# [WRITTEN TASK]
Quote the entries verbatim, beginning at the line containing "extract all elements" and continuing through the line containing "mars-rover-image [101, 326, 809, 726]", both included. Omit the pictures from your answer.

# [ENTRIES SHOWN]
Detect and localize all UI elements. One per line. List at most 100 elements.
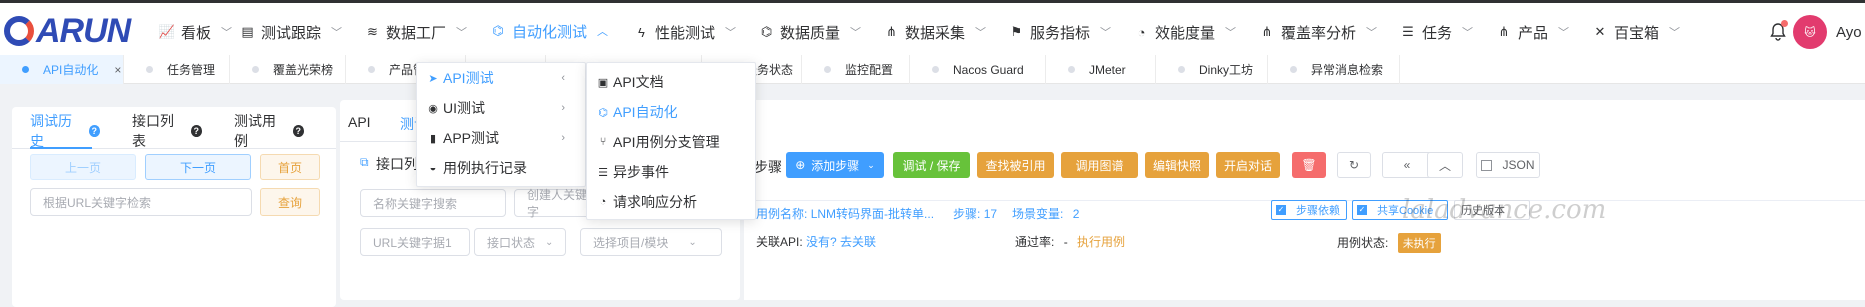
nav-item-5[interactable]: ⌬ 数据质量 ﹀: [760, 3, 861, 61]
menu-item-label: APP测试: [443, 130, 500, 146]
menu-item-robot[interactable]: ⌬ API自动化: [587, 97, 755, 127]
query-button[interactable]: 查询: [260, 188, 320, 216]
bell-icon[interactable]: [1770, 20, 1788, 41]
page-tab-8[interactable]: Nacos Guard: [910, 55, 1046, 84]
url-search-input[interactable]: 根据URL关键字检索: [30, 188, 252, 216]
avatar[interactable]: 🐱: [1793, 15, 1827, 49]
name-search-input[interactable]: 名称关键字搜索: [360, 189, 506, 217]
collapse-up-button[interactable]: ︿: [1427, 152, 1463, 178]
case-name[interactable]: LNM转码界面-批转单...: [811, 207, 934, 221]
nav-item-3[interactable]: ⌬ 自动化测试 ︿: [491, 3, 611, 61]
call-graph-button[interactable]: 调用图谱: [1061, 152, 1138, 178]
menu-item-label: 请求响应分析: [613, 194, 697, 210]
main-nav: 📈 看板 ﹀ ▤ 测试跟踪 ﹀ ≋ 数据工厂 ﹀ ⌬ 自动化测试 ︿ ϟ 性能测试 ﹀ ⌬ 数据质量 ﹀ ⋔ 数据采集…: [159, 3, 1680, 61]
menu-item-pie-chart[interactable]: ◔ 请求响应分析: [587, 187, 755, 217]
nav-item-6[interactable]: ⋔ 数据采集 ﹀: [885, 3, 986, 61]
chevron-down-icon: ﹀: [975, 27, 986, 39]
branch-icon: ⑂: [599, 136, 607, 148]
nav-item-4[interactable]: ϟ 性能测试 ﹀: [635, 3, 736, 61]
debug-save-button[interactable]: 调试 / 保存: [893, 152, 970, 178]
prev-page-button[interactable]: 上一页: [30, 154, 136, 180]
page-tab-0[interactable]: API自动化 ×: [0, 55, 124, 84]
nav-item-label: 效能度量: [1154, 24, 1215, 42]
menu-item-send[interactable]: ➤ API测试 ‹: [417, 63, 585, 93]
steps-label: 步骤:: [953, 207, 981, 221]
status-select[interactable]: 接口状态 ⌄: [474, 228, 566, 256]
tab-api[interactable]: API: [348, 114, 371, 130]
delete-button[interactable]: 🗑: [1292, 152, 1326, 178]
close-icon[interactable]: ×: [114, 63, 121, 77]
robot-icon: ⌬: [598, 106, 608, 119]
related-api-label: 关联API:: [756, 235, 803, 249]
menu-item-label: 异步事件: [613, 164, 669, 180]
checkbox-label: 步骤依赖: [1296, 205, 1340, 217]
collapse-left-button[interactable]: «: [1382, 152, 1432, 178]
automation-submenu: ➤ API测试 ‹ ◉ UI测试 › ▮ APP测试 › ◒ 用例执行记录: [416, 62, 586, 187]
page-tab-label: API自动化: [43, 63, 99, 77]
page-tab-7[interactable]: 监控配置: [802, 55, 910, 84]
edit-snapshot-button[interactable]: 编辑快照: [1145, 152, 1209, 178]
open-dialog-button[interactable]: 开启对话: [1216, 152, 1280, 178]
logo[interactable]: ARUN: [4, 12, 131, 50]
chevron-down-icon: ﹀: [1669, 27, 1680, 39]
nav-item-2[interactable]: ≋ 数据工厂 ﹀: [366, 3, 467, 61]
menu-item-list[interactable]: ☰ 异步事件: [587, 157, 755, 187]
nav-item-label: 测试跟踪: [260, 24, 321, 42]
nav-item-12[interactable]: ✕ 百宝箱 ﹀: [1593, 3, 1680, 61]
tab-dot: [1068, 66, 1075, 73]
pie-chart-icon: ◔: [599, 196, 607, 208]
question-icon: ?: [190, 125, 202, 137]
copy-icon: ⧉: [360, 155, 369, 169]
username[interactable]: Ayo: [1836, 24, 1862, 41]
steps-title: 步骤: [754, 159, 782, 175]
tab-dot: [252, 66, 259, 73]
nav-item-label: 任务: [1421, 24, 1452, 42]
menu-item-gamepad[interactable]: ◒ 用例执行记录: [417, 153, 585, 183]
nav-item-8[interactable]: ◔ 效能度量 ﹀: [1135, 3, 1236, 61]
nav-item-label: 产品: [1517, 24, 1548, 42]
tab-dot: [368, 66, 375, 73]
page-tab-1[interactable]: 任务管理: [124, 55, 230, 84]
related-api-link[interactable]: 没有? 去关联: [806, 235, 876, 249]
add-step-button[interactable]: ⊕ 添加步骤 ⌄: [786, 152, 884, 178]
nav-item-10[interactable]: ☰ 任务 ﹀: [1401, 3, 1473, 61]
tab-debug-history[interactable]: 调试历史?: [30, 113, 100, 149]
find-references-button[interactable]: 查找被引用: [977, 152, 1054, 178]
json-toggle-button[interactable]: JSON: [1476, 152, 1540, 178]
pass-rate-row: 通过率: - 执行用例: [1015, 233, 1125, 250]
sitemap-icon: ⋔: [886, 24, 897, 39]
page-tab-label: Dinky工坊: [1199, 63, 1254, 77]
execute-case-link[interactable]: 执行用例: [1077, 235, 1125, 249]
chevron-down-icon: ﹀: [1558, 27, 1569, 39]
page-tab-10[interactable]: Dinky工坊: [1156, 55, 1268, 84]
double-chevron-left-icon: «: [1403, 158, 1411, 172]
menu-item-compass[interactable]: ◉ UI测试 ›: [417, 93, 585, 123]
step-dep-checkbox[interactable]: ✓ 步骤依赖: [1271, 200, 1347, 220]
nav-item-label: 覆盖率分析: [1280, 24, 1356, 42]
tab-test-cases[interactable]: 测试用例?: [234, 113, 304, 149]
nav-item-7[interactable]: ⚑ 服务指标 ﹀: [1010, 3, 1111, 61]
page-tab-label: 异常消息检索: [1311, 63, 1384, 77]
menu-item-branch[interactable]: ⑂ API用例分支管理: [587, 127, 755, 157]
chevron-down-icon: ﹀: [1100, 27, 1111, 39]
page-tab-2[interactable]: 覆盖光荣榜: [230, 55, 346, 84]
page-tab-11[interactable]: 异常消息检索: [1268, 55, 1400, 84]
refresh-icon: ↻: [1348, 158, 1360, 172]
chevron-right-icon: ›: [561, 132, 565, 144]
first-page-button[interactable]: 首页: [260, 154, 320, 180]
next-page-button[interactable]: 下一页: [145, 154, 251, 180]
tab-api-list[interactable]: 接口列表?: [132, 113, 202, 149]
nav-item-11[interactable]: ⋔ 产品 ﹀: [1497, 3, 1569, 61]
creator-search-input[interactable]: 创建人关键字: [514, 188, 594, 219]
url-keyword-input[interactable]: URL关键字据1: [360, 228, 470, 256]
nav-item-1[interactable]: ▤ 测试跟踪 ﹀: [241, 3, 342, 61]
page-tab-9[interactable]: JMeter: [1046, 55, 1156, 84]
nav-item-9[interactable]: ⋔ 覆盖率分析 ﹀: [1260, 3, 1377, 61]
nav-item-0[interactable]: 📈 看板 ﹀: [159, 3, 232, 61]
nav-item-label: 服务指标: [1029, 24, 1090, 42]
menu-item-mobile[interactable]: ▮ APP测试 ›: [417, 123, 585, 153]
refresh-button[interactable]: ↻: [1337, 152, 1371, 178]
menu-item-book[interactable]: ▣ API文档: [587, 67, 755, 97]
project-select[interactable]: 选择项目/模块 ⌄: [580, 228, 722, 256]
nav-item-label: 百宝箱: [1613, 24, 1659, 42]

---

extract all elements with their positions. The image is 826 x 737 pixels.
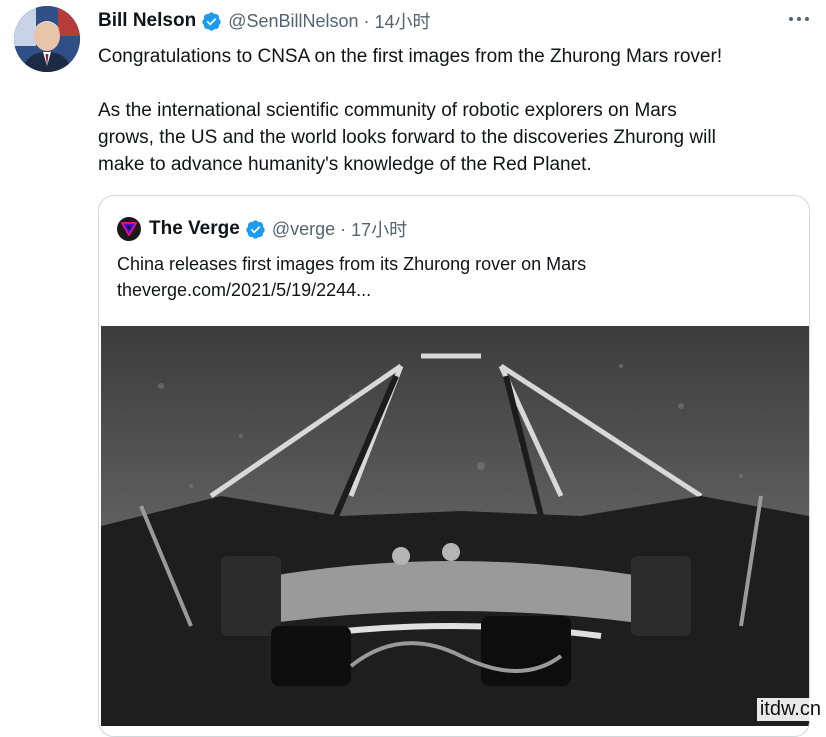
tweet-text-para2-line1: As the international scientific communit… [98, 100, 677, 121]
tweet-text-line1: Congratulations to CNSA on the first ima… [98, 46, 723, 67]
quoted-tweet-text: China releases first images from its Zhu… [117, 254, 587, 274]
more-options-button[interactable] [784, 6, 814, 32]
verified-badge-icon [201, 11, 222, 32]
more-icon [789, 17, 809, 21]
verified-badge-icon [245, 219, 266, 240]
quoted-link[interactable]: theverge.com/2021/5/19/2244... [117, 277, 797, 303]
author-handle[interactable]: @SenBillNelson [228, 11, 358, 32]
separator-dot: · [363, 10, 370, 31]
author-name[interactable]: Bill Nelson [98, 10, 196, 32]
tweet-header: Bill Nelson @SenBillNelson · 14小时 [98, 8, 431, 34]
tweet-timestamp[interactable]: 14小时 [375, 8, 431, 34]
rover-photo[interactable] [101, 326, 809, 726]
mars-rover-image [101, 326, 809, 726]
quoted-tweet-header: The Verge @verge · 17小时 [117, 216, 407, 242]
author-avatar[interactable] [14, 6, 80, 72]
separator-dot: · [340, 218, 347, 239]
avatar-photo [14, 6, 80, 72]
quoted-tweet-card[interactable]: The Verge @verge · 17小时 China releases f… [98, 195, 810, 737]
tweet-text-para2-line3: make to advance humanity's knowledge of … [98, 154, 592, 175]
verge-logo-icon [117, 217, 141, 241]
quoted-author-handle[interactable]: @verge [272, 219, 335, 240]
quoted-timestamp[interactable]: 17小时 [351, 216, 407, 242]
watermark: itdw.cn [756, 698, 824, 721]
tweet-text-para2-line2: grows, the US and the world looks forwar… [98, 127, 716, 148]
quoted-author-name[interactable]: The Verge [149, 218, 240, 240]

---

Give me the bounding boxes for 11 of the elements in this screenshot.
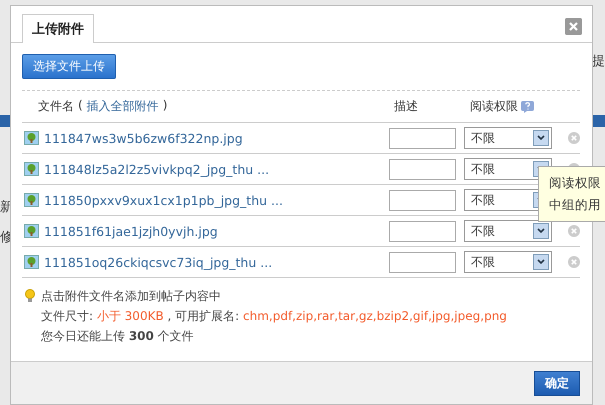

# [EXERCISE ANSWER]
extract all elements with their positions. The image is 826 x 737 pixels.
tweet-text-para2-line1: As the international scientific communit… [98, 100, 677, 121]
tweet-text-line1: Congratulations to CNSA on the first ima… [98, 46, 723, 67]
quoted-tweet-text: China releases first images from its Zhu… [117, 254, 587, 274]
more-options-button[interactable] [784, 6, 814, 32]
verified-badge-icon [201, 11, 222, 32]
more-icon [789, 17, 809, 21]
verified-badge-icon [245, 219, 266, 240]
quoted-link[interactable]: theverge.com/2021/5/19/2244... [117, 277, 797, 303]
author-handle[interactable]: @SenBillNelson [228, 11, 358, 32]
separator-dot: · [363, 10, 370, 31]
author-name[interactable]: Bill Nelson [98, 10, 196, 32]
tweet-header: Bill Nelson @SenBillNelson · 14小时 [98, 8, 431, 34]
tweet-timestamp[interactable]: 14小时 [375, 8, 431, 34]
rover-photo[interactable] [101, 326, 809, 726]
mars-rover-image [101, 326, 809, 726]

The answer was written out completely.